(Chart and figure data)
════════════════════
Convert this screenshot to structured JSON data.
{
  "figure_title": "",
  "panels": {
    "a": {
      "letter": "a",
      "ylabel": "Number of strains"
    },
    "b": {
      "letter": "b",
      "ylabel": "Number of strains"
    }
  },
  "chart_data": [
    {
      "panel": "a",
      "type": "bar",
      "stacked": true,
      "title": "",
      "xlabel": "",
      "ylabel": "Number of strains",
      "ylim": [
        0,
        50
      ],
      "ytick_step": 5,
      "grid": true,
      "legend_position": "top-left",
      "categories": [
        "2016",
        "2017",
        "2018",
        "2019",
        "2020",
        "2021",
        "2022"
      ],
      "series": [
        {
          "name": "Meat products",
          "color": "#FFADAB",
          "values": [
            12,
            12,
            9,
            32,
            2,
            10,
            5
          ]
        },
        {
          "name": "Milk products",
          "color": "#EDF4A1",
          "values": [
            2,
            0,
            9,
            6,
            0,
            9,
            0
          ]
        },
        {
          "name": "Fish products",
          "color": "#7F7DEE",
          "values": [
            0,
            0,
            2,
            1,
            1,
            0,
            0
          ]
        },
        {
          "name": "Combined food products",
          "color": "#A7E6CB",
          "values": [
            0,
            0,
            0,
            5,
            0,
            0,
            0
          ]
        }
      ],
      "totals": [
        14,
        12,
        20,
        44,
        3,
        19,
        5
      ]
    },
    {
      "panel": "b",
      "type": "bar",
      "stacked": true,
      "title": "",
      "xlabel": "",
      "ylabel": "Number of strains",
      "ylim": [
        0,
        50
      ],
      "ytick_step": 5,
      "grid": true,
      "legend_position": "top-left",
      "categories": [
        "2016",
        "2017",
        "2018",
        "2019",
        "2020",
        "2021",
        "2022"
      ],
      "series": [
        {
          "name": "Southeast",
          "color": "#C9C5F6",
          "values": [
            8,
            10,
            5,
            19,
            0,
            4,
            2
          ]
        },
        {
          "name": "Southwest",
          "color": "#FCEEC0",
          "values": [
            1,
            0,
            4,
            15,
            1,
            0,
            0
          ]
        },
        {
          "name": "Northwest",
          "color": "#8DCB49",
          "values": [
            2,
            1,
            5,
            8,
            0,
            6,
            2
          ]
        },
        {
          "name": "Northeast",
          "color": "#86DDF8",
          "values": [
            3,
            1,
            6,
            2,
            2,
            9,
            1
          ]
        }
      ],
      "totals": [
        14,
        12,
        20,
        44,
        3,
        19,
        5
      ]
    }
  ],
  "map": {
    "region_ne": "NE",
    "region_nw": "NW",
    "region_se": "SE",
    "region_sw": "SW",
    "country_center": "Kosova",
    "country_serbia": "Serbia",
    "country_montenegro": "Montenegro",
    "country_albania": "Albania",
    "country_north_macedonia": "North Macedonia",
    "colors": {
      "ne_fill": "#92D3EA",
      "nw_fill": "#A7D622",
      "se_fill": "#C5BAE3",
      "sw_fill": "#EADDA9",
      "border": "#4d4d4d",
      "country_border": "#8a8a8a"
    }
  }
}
════════════════════
### [WHAT TO DO]
Retype all of the data shown above, word for word.

### [ANSWER]
Convert this screenshot to structured JSON data.
{
  "figure_title": "",
  "panels": {
    "a": {
      "letter": "a",
      "ylabel": "Number of strains"
    },
    "b": {
      "letter": "b",
      "ylabel": "Number of strains"
    }
  },
  "chart_data": [
    {
      "panel": "a",
      "type": "bar",
      "stacked": true,
      "title": "",
      "xlabel": "",
      "ylabel": "Number of strains",
      "ylim": [
        0,
        50
      ],
      "ytick_step": 5,
      "grid": true,
      "legend_position": "top-left",
      "categories": [
        "2016",
        "2017",
        "2018",
        "2019",
        "2020",
        "2021",
        "2022"
      ],
      "series": [
        {
          "name": "Meat products",
          "color": "#FFADAB",
          "values": [
            12,
            12,
            9,
            32,
            2,
            10,
            5
          ]
        },
        {
          "name": "Milk products",
          "color": "#EDF4A1",
          "values": [
            2,
            0,
            9,
            6,
            0,
            9,
            0
          ]
        },
        {
          "name": "Fish products",
          "color": "#7F7DEE",
          "values": [
            0,
            0,
            2,
            1,
            1,
            0,
            0
          ]
        },
        {
          "name": "Combined food products",
          "color": "#A7E6CB",
          "values": [
            0,
            0,
            0,
            5,
            0,
            0,
            0
          ]
        }
      ],
      "totals": [
        14,
        12,
        20,
        44,
        3,
        19,
        5
      ]
    },
    {
      "panel": "b",
      "type": "bar",
      "stacked": true,
      "title": "",
      "xlabel": "",
      "ylabel": "Number of strains",
      "ylim": [
        0,
        50
      ],
      "ytick_step": 5,
      "grid": true,
      "legend_position": "top-left",
      "categories": [
        "2016",
        "2017",
        "2018",
        "2019",
        "2020",
        "2021",
        "2022"
      ],
      "series": [
        {
          "name": "Southeast",
          "color": "#C9C5F6",
          "values": [
            8,
            10,
            5,
            19,
            0,
            4,
            2
          ]
        },
        {
          "name": "Southwest",
          "color": "#FCEEC0",
          "values": [
            1,
            0,
            4,
            15,
            1,
            0,
            0
          ]
        },
        {
          "name": "Northwest",
          "color": "#8DCB49",
          "values": [
            2,
            1,
            5,
            8,
            0,
            6,
            2
          ]
        },
        {
          "name": "Northeast",
          "color": "#86DDF8",
          "values": [
            3,
            1,
            6,
            2,
            2,
            9,
            1
          ]
        }
      ],
      "totals": [
        14,
        12,
        20,
        44,
        3,
        19,
        5
      ]
    }
  ],
  "map": {
    "region_ne": "NE",
    "region_nw": "NW",
    "region_se": "SE",
    "region_sw": "SW",
    "country_center": "Kosova",
    "country_serbia": "Serbia",
    "country_montenegro": "Montenegro",
    "country_albania": "Albania",
    "country_north_macedonia": "North Macedonia",
    "colors": {
      "ne_fill": "#92D3EA",
      "nw_fill": "#A7D622",
      "se_fill": "#C5BAE3",
      "sw_fill": "#EADDA9",
      "border": "#4d4d4d",
      "country_border": "#8a8a8a"
    }
  }
}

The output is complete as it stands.